(DIRECTIONS) Exclude the pictures and reproduce the remaining data exactly as written.

(INPUT ROWS)
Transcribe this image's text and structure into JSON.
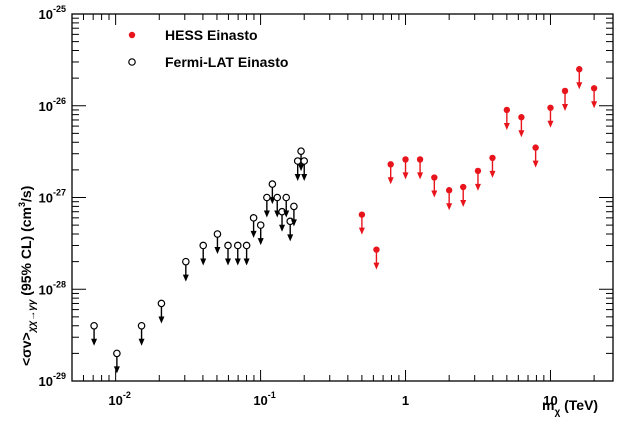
{
  "chart_data": {
    "type": "scatter",
    "title": "",
    "x_scale": "log",
    "y_scale": "log",
    "xlim": [
      0.005,
      27
    ],
    "ylim": [
      1e-29,
      1e-25
    ],
    "grid": false,
    "legend_placement": "top-left",
    "x_ticks": [
      {
        "value": 0.01,
        "base": "10",
        "exp": "-2"
      },
      {
        "value": 0.1,
        "base": "10",
        "exp": "-1"
      },
      {
        "value": 1,
        "base": "1",
        "exp": ""
      },
      {
        "value": 10,
        "base": "10",
        "exp": ""
      }
    ],
    "y_ticks": [
      {
        "value": 1e-29,
        "base": "10",
        "exp": "-29"
      },
      {
        "value": 1e-28,
        "base": "10",
        "exp": "-28"
      },
      {
        "value": 1e-27,
        "base": "10",
        "exp": "-27"
      },
      {
        "value": 1e-26,
        "base": "10",
        "exp": "-26"
      },
      {
        "value": 1e-25,
        "base": "10",
        "exp": "-25"
      }
    ],
    "xlabel": {
      "main": "m",
      "sub": "χ",
      "unit": " (TeV)"
    },
    "ylabel": {
      "pre": "<σv>",
      "sub": "χχ→γγ",
      "post": " (95% CL) (cm",
      "sup": "3",
      "end": "/s)"
    },
    "series": [
      {
        "name": "HESS Einasto",
        "marker": "filled-circle",
        "color": "#e8141c",
        "upper_limits": true,
        "x": [
          0.5,
          0.63,
          0.79,
          1.0,
          1.26,
          1.58,
          2.0,
          2.5,
          3.16,
          3.98,
          5.0,
          6.3,
          7.9,
          10.0,
          12.6,
          15.8,
          20.0
        ],
        "y": [
          6.5e-28,
          2.7e-28,
          2.3e-27,
          2.6e-27,
          2.6e-27,
          1.65e-27,
          1.2e-27,
          1.3e-27,
          1.95e-27,
          2.7e-27,
          9e-27,
          7.5e-27,
          3.5e-27,
          9.5e-27,
          1.45e-26,
          2.5e-26,
          1.55e-26
        ]
      },
      {
        "name": "Fermi-LAT Einasto",
        "marker": "open-circle",
        "color": "#000000",
        "upper_limits": true,
        "x": [
          0.0071,
          0.0102,
          0.0151,
          0.0207,
          0.0305,
          0.0402,
          0.0504,
          0.0596,
          0.0696,
          0.0801,
          0.0895,
          0.1002,
          0.1105,
          0.1206,
          0.1303,
          0.1406,
          0.1503,
          0.1601,
          0.1698,
          0.1803,
          0.1902,
          0.2
        ],
        "y": [
          4e-29,
          2e-29,
          4e-29,
          7e-29,
          2e-28,
          3e-28,
          4e-28,
          3e-28,
          3e-28,
          3e-28,
          6e-28,
          5e-28,
          1e-27,
          1.4e-27,
          1e-27,
          7e-28,
          1e-27,
          5.5e-28,
          8e-28,
          2.5e-27,
          3.2e-27,
          2.5e-27
        ]
      }
    ]
  }
}
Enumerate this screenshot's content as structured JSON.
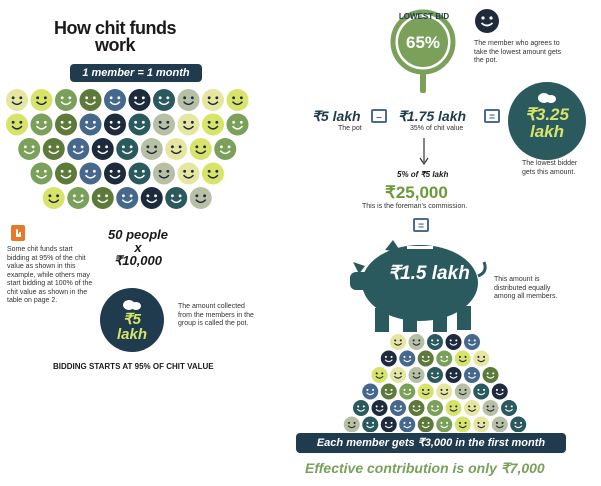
{
  "title_line1": "How chit funds",
  "title_line2": "work",
  "member_banner": "1 member = 1 month",
  "left_info": "Some chit funds start bidding at 95% of the chit value as shown in this example, while others may start bidding at 100% of the chit value as shown in the table on page 2.",
  "calc_line1": "50 people",
  "calc_line2": "x",
  "calc_line3": "₹10,000",
  "bag_value_line1": "₹5",
  "bag_value_line2": "lakh",
  "collected_note": "The amount collected from the members in the group is called the pot.",
  "bidding_starts": "BIDDING STARTS AT 95% OF CHIT VALUE",
  "lowest_bid_label": "LOWEST BID",
  "lowest_bid_value": "65%",
  "member_note": "The member who agrees to take the lowest amount gets the pot.",
  "pot_value": "₹5 lakh",
  "pot_label": "The pot",
  "minus_value": "₹1.75 lakh",
  "minus_label": "35% of chit value",
  "result_value_line1": "₹3.25",
  "result_value_line2": "lakh",
  "lowest_bidder_note": "The lowest bidder gets this amount.",
  "commission_formula": "5% of ₹5 lakh",
  "commission_value": "₹25,000",
  "commission_note": "This is the foreman's commission.",
  "pig_value": "₹1.5 lakh",
  "distributed_note": "This amount is distributed equally among all members.",
  "each_member_banner": "Each member gets ₹3,000 in the first month",
  "effective_contribution": "Effective contribution is only ₹7,000",
  "colors": {
    "navy": "#1f3b4d",
    "teal": "#2b5a5e",
    "olive": "#5d7a3a",
    "light_green": "#7aa05a",
    "sage": "#b7bfa4",
    "pale_yellow": "#e6e6a0",
    "lime": "#d8e36a",
    "blue": "#46688c",
    "green_text": "#6a9a3a"
  }
}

(RESPONSE TO THIS TASK)
Transcribe this image's text and structure into JSON.
{
  "chart_data": {
    "type": "scatter",
    "title": "",
    "x_scale": "log",
    "y_scale": "log",
    "xlim": [
      0.005,
      27
    ],
    "ylim": [
      1e-29,
      1e-25
    ],
    "grid": false,
    "legend_placement": "top-left",
    "x_ticks": [
      {
        "value": 0.01,
        "base": "10",
        "exp": "-2"
      },
      {
        "value": 0.1,
        "base": "10",
        "exp": "-1"
      },
      {
        "value": 1,
        "base": "1",
        "exp": ""
      },
      {
        "value": 10,
        "base": "10",
        "exp": ""
      }
    ],
    "y_ticks": [
      {
        "value": 1e-29,
        "base": "10",
        "exp": "-29"
      },
      {
        "value": 1e-28,
        "base": "10",
        "exp": "-28"
      },
      {
        "value": 1e-27,
        "base": "10",
        "exp": "-27"
      },
      {
        "value": 1e-26,
        "base": "10",
        "exp": "-26"
      },
      {
        "value": 1e-25,
        "base": "10",
        "exp": "-25"
      }
    ],
    "xlabel": {
      "main": "m",
      "sub": "χ",
      "unit": " (TeV)"
    },
    "ylabel": {
      "pre": "<σv>",
      "sub": "χχ→γγ",
      "post": " (95% CL) (cm",
      "sup": "3",
      "end": "/s)"
    },
    "series": [
      {
        "name": "HESS Einasto",
        "marker": "filled-circle",
        "color": "#e8141c",
        "upper_limits": true,
        "x": [
          0.5,
          0.63,
          0.79,
          1.0,
          1.26,
          1.58,
          2.0,
          2.5,
          3.16,
          3.98,
          5.0,
          6.3,
          7.9,
          10.0,
          12.6,
          15.8,
          20.0
        ],
        "y": [
          6.5e-28,
          2.7e-28,
          2.3e-27,
          2.6e-27,
          2.6e-27,
          1.65e-27,
          1.2e-27,
          1.3e-27,
          1.95e-27,
          2.7e-27,
          9e-27,
          7.5e-27,
          3.5e-27,
          9.5e-27,
          1.45e-26,
          2.5e-26,
          1.55e-26
        ]
      },
      {
        "name": "Fermi-LAT Einasto",
        "marker": "open-circle",
        "color": "#000000",
        "upper_limits": true,
        "x": [
          0.0071,
          0.0102,
          0.0151,
          0.0207,
          0.0305,
          0.0402,
          0.0504,
          0.0596,
          0.0696,
          0.0801,
          0.0895,
          0.1002,
          0.1105,
          0.1206,
          0.1303,
          0.1406,
          0.1503,
          0.1601,
          0.1698,
          0.1803,
          0.1902,
          0.2
        ],
        "y": [
          4e-29,
          2e-29,
          4e-29,
          7e-29,
          2e-28,
          3e-28,
          4e-28,
          3e-28,
          3e-28,
          3e-28,
          6e-28,
          5e-28,
          1e-27,
          1.4e-27,
          1e-27,
          7e-28,
          1e-27,
          5.5e-28,
          8e-28,
          2.5e-27,
          3.2e-27,
          2.5e-27
        ]
      }
    ]
  }
}
Enumerate this screenshot's content as structured JSON.
{
  "title_line1": "How chit funds",
  "title_line2": "work",
  "member_banner": "1 member = 1 month",
  "left_info": "Some chit funds start bidding at 95% of the chit value as shown in this example, while others may start bidding at 100% of the chit value as shown in the table on page 2.",
  "calc_line1": "50 people",
  "calc_line2": "x",
  "calc_line3": "₹10,000",
  "bag_value_line1": "₹5",
  "bag_value_line2": "lakh",
  "collected_note": "The amount collected from the members in the group is called the pot.",
  "bidding_starts": "BIDDING STARTS AT 95% OF CHIT VALUE",
  "lowest_bid_label": "LOWEST BID",
  "lowest_bid_value": "65%",
  "member_note": "The member who agrees to take the lowest amount gets the pot.",
  "pot_value": "₹5 lakh",
  "pot_label": "The pot",
  "minus_value": "₹1.75 lakh",
  "minus_label": "35% of chit value",
  "result_value_line1": "₹3.25",
  "result_value_line2": "lakh",
  "lowest_bidder_note": "The lowest bidder gets this amount.",
  "commission_formula": "5% of ₹5 lakh",
  "commission_value": "₹25,000",
  "commission_note": "This is the foreman's commission.",
  "pig_value": "₹1.5 lakh",
  "distributed_note": "This amount is distributed equally among all members.",
  "each_member_banner": "Each member gets ₹3,000 in the first month",
  "effective_contribution": "Effective contribution is only ₹7,000",
  "colors": {
    "navy": "#1f3b4d",
    "teal": "#2b5a5e",
    "olive": "#5d7a3a",
    "light_green": "#7aa05a",
    "sage": "#b7bfa4",
    "pale_yellow": "#e6e6a0",
    "lime": "#d8e36a",
    "blue": "#46688c",
    "green_text": "#6a9a3a"
  }
}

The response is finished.